GIVEN TASK. Write out the full listing again, exactly as it stands.

/---

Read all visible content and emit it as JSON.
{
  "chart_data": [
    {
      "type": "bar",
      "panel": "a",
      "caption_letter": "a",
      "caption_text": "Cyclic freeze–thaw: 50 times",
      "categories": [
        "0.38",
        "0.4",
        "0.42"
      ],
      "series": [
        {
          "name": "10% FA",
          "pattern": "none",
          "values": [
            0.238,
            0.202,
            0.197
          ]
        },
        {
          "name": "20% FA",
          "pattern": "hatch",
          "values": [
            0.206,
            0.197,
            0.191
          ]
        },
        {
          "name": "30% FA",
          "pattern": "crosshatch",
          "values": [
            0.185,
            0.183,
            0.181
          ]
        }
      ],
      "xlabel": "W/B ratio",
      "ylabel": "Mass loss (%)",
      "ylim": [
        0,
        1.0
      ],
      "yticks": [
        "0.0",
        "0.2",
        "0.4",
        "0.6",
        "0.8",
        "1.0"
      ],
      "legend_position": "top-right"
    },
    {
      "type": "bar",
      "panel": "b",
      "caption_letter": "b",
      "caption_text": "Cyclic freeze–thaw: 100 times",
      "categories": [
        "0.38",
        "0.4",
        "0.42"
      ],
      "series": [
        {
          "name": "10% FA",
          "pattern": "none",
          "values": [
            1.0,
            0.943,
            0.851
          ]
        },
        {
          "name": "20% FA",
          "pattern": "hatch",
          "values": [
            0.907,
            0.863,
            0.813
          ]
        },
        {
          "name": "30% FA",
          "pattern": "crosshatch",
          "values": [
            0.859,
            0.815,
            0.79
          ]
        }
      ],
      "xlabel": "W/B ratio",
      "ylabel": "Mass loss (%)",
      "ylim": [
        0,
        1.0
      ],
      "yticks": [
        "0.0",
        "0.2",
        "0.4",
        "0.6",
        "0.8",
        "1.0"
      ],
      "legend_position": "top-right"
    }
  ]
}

\---

SOLUTION.
Read all visible content and emit it as JSON.
{
  "chart_data": [
    {
      "type": "bar",
      "panel": "a",
      "caption_letter": "a",
      "caption_text": "Cyclic freeze–thaw: 50 times",
      "categories": [
        "0.38",
        "0.4",
        "0.42"
      ],
      "series": [
        {
          "name": "10% FA",
          "pattern": "none",
          "values": [
            0.238,
            0.202,
            0.197
          ]
        },
        {
          "name": "20% FA",
          "pattern": "hatch",
          "values": [
            0.206,
            0.197,
            0.191
          ]
        },
        {
          "name": "30% FA",
          "pattern": "crosshatch",
          "values": [
            0.185,
            0.183,
            0.181
          ]
        }
      ],
      "xlabel": "W/B ratio",
      "ylabel": "Mass loss (%)",
      "ylim": [
        0,
        1.0
      ],
      "yticks": [
        "0.0",
        "0.2",
        "0.4",
        "0.6",
        "0.8",
        "1.0"
      ],
      "legend_position": "top-right"
    },
    {
      "type": "bar",
      "panel": "b",
      "caption_letter": "b",
      "caption_text": "Cyclic freeze–thaw: 100 times",
      "categories": [
        "0.38",
        "0.4",
        "0.42"
      ],
      "series": [
        {
          "name": "10% FA",
          "pattern": "none",
          "values": [
            1.0,
            0.943,
            0.851
          ]
        },
        {
          "name": "20% FA",
          "pattern": "hatch",
          "values": [
            0.907,
            0.863,
            0.813
          ]
        },
        {
          "name": "30% FA",
          "pattern": "crosshatch",
          "values": [
            0.859,
            0.815,
            0.79
          ]
        }
      ],
      "xlabel": "W/B ratio",
      "ylabel": "Mass loss (%)",
      "ylim": [
        0,
        1.0
      ],
      "yticks": [
        "0.0",
        "0.2",
        "0.4",
        "0.6",
        "0.8",
        "1.0"
      ],
      "legend_position": "top-right"
    }
  ]
}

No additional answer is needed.